WHAT YOU NEED TO DO: List each line of the data that holds the word "structure".

-=-=-

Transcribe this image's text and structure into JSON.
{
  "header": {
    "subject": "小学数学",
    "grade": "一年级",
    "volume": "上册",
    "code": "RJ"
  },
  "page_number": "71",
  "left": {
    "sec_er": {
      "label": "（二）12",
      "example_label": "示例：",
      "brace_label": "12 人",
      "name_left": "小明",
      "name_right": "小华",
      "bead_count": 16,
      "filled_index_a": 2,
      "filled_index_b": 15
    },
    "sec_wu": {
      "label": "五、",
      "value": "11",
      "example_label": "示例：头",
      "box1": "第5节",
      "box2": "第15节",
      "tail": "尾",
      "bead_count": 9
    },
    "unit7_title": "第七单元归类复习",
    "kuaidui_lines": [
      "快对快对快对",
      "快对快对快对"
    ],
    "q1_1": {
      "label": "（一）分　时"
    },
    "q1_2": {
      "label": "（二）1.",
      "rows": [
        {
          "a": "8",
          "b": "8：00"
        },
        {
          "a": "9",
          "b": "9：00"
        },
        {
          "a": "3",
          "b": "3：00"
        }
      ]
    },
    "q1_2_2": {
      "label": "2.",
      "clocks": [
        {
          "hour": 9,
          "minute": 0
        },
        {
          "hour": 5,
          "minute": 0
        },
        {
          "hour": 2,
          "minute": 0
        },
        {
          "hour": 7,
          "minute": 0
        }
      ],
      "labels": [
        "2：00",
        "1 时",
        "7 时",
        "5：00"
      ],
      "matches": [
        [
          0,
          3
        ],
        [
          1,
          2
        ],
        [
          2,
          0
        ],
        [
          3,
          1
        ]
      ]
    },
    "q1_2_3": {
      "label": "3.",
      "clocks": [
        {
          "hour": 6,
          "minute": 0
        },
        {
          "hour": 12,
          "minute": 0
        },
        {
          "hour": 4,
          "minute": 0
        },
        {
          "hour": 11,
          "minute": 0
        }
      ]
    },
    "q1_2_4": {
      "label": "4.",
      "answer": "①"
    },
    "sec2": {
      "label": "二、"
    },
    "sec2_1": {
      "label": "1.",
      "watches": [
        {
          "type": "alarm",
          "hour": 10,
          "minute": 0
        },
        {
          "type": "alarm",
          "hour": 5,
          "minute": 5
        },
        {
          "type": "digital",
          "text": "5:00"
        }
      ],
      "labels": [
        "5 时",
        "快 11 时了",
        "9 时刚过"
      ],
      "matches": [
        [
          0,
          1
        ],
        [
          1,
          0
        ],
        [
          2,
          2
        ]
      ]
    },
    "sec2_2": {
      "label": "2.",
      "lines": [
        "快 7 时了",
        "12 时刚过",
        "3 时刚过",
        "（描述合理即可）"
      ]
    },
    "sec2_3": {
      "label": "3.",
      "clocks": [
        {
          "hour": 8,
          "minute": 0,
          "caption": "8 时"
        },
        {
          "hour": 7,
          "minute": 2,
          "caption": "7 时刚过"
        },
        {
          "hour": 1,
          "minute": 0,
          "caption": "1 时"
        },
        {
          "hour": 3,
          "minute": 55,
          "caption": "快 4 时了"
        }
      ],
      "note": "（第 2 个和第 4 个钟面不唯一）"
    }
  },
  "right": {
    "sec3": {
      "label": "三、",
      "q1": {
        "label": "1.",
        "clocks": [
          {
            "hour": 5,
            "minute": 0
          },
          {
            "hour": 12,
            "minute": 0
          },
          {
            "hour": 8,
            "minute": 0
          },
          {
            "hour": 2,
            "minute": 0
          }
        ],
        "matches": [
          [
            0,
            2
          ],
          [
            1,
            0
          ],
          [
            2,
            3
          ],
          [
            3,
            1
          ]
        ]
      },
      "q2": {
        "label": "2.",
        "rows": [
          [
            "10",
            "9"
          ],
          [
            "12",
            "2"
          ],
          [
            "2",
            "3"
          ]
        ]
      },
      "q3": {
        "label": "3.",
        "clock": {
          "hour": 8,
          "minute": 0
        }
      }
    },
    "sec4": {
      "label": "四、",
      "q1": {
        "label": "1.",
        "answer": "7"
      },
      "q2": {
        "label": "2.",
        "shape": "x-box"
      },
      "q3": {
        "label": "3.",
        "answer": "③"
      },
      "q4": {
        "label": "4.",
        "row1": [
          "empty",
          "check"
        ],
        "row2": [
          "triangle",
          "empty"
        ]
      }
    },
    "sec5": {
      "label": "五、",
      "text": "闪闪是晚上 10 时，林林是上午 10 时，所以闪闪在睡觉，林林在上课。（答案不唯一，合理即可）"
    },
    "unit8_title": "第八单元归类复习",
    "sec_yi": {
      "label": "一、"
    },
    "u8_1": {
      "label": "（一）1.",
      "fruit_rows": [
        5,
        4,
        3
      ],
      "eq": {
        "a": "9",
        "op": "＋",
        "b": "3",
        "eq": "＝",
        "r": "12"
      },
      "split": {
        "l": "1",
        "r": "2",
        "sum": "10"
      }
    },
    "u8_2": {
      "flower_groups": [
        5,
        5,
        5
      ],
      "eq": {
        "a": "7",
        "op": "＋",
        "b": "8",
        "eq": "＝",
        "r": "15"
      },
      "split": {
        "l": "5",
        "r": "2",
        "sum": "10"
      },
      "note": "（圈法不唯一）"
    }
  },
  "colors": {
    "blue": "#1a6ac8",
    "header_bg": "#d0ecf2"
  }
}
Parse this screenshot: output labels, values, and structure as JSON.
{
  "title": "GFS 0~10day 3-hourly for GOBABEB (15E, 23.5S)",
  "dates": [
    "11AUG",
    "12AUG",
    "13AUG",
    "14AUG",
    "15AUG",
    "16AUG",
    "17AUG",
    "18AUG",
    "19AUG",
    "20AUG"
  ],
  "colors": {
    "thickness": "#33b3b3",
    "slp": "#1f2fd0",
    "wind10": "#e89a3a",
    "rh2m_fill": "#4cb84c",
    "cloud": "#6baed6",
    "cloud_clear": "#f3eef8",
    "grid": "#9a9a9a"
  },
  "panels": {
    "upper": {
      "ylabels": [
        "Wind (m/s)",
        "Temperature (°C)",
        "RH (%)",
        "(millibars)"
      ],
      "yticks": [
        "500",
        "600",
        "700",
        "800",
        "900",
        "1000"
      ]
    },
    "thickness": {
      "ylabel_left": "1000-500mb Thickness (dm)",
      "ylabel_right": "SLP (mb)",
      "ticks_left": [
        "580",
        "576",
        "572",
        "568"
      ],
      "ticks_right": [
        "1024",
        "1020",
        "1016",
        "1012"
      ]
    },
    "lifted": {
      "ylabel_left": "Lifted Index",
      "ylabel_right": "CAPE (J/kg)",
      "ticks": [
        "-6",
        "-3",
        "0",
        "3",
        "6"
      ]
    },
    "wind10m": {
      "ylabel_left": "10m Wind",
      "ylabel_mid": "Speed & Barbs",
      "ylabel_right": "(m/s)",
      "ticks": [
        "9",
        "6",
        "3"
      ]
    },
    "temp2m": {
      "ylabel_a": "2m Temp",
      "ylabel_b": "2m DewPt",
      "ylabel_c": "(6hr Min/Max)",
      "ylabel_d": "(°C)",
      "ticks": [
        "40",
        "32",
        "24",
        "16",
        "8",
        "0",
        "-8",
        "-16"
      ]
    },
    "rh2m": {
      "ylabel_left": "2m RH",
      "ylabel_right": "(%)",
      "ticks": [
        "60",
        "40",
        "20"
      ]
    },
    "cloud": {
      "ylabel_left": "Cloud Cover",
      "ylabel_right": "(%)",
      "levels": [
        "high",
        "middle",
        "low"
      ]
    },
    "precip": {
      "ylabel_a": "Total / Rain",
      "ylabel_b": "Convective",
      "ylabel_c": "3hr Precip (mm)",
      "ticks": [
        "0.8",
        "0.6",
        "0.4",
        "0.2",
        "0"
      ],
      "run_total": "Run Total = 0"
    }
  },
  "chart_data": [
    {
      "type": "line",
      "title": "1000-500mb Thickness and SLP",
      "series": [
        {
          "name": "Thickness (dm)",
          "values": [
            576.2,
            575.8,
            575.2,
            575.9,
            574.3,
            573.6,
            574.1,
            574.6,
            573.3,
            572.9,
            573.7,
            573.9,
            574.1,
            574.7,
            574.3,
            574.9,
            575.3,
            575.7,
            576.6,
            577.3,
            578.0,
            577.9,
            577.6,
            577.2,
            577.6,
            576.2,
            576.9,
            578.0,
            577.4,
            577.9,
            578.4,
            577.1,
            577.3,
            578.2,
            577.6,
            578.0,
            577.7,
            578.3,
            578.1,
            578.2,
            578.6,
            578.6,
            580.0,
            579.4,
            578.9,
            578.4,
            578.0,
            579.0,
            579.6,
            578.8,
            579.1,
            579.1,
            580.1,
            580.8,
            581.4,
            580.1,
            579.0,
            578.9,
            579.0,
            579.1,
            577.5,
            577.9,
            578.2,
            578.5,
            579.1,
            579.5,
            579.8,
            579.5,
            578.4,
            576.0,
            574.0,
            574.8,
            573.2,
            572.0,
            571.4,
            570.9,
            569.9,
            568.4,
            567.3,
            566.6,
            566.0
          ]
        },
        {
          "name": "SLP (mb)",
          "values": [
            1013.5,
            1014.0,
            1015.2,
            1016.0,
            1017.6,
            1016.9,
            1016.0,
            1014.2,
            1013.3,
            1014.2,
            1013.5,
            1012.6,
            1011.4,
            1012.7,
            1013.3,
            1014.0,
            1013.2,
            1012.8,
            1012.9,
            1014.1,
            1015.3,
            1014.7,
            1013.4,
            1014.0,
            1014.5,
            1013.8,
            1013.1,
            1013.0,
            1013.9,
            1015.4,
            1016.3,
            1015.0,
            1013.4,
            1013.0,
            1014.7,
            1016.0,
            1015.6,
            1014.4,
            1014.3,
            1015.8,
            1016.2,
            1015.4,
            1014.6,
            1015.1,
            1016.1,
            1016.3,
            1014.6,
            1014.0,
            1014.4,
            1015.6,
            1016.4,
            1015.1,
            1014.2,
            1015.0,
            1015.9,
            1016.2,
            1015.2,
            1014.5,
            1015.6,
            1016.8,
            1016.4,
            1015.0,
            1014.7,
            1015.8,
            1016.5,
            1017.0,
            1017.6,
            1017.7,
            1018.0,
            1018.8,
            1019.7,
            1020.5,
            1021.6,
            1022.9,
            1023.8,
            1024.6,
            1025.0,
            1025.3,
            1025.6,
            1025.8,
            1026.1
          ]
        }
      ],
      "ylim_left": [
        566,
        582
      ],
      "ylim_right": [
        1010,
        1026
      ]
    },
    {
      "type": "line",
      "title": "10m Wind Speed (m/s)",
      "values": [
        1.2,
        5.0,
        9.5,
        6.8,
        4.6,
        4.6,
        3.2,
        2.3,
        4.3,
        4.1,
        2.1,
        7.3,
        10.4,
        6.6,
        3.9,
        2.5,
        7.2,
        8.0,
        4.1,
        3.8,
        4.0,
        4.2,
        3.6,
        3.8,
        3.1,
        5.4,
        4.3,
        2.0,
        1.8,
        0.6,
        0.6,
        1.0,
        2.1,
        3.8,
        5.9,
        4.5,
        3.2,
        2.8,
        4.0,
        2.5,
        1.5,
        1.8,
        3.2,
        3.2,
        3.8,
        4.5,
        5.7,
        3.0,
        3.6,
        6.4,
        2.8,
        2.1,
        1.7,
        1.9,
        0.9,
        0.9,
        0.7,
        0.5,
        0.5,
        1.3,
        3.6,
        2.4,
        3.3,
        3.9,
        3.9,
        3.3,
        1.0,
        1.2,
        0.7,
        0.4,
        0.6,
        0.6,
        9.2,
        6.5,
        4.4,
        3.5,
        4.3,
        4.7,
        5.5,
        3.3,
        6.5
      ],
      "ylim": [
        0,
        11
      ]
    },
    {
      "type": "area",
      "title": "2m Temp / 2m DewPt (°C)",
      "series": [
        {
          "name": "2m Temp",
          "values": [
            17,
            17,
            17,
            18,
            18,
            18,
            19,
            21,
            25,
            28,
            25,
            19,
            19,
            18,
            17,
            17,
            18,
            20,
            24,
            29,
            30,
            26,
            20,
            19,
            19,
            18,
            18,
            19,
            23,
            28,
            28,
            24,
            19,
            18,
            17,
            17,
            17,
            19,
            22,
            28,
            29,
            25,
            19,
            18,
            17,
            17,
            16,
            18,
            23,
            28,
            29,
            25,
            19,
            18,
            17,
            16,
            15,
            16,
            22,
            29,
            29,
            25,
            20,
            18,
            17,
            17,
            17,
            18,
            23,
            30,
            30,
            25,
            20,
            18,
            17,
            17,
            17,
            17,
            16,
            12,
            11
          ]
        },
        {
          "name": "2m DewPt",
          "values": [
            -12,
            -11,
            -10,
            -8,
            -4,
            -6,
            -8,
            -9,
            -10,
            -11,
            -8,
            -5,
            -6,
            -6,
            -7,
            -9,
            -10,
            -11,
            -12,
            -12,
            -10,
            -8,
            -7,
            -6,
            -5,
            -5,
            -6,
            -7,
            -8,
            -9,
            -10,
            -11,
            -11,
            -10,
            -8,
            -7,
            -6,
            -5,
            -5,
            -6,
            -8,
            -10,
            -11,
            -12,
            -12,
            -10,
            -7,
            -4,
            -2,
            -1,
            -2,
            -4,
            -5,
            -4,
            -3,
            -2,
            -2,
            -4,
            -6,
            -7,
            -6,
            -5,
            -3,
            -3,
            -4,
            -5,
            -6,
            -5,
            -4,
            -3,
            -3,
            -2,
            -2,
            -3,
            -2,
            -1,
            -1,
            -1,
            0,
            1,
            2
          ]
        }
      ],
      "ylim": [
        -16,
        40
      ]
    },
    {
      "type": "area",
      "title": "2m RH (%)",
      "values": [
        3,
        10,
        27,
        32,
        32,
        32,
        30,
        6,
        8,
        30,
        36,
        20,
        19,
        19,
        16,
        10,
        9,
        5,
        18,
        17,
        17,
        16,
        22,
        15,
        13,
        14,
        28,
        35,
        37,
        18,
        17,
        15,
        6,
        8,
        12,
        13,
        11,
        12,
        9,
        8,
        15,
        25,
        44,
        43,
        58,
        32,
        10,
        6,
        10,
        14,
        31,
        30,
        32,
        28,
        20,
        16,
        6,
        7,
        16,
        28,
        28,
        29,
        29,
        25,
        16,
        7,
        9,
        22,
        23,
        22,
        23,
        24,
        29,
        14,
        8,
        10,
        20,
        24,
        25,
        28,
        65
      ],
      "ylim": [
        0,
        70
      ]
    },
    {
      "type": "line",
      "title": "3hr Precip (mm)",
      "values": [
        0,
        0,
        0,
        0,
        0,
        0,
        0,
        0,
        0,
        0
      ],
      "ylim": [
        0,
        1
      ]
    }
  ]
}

-=-=-

RESULT:
Transcribe this image's text and structure into JSON.
Parse this screenshot: output labels, values, and structure as JSON.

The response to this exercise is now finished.